— Begin Data lines —

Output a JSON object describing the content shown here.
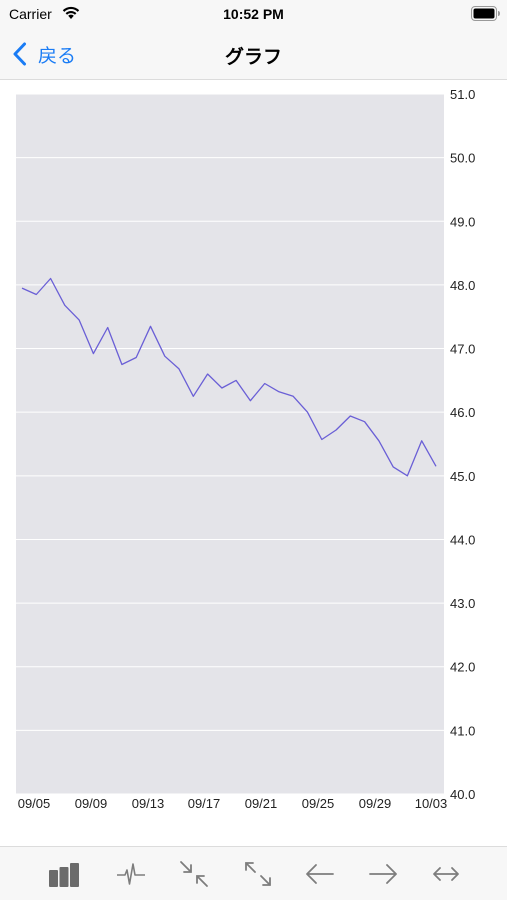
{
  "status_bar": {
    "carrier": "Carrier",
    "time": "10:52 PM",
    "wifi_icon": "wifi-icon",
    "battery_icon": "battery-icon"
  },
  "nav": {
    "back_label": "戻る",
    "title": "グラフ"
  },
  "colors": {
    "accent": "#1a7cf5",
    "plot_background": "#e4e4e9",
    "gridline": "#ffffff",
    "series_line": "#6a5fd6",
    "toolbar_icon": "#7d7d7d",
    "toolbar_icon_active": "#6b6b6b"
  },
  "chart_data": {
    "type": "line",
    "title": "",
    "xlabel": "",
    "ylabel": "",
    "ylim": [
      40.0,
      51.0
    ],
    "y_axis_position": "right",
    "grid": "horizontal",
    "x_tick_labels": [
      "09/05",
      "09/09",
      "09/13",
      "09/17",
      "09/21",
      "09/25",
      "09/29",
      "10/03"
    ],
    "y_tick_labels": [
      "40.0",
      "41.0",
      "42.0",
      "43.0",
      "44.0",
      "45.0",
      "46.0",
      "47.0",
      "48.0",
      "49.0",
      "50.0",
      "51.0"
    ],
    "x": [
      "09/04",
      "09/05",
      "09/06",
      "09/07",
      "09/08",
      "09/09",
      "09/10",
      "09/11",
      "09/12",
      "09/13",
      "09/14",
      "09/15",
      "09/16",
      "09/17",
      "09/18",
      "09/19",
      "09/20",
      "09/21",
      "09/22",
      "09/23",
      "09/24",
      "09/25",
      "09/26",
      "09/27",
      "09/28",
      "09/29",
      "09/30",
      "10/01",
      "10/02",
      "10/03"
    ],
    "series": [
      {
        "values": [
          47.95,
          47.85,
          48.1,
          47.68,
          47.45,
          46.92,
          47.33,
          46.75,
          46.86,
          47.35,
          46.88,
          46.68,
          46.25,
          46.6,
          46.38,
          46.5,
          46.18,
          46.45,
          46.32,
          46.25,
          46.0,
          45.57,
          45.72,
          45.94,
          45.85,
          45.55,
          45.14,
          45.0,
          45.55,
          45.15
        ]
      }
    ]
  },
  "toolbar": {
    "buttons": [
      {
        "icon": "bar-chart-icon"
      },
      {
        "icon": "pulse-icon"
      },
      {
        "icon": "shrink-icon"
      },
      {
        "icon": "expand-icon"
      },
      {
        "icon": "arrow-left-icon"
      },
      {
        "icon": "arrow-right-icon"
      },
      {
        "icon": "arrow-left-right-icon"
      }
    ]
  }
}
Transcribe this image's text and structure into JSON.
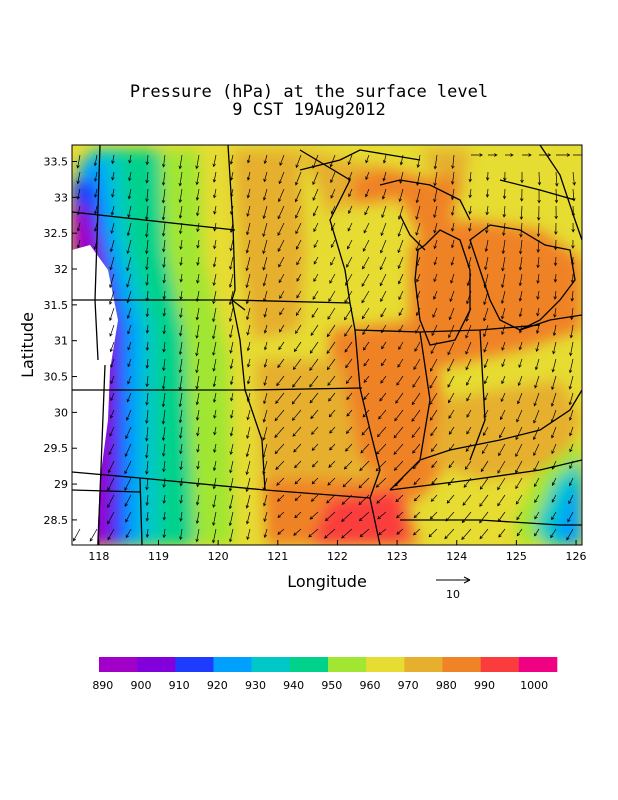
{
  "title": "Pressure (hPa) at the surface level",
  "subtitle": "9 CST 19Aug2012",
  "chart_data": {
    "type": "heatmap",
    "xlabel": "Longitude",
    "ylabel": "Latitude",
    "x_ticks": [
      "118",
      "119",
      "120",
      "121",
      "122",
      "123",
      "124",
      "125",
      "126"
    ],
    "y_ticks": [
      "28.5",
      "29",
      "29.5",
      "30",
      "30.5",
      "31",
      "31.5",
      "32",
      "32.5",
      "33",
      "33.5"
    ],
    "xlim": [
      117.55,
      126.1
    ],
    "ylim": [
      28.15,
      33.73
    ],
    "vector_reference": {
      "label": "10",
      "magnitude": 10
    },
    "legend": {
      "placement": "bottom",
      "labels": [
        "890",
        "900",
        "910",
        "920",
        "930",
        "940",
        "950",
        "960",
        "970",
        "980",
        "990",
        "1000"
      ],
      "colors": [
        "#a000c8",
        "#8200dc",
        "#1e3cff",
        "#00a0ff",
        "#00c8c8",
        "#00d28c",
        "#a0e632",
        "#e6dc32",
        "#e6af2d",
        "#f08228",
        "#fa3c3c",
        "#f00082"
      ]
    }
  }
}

— End Data lines —
— Begin Data lines —

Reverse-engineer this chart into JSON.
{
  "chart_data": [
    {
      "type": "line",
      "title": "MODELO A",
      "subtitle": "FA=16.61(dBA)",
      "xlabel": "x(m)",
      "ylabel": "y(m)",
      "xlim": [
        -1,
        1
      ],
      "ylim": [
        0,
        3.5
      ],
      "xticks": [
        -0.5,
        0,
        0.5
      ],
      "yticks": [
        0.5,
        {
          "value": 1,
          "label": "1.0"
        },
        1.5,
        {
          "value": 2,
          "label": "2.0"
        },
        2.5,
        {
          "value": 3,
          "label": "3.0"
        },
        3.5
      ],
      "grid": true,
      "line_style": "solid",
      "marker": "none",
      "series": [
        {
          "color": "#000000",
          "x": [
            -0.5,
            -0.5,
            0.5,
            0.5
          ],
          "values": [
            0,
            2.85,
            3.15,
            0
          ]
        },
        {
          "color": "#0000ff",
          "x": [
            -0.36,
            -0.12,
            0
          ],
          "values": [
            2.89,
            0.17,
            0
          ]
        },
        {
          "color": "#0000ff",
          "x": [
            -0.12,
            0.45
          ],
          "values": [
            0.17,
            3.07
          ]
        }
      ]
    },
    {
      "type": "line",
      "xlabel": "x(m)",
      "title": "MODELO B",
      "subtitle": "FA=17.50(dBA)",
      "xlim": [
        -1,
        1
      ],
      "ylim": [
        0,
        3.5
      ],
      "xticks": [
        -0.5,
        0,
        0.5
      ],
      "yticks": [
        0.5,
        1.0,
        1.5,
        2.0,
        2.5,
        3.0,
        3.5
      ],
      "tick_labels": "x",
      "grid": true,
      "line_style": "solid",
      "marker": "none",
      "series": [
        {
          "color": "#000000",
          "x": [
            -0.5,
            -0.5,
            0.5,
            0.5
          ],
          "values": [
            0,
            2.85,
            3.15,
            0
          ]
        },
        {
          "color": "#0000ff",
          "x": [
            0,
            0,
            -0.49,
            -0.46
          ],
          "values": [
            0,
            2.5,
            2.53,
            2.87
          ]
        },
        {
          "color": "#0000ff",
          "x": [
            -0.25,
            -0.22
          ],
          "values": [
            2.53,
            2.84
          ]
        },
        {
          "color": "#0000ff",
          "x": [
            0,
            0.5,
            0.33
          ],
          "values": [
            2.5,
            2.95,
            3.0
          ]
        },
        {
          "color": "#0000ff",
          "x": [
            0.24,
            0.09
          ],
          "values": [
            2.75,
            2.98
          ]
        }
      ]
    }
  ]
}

— End Data lines —

**Objective:** Among the entries above, identify all lines with "left" and copy them.

**Exercise response:**
        "icon": "arrow-left-icon"
        "icon": "arrow-left-right-icon"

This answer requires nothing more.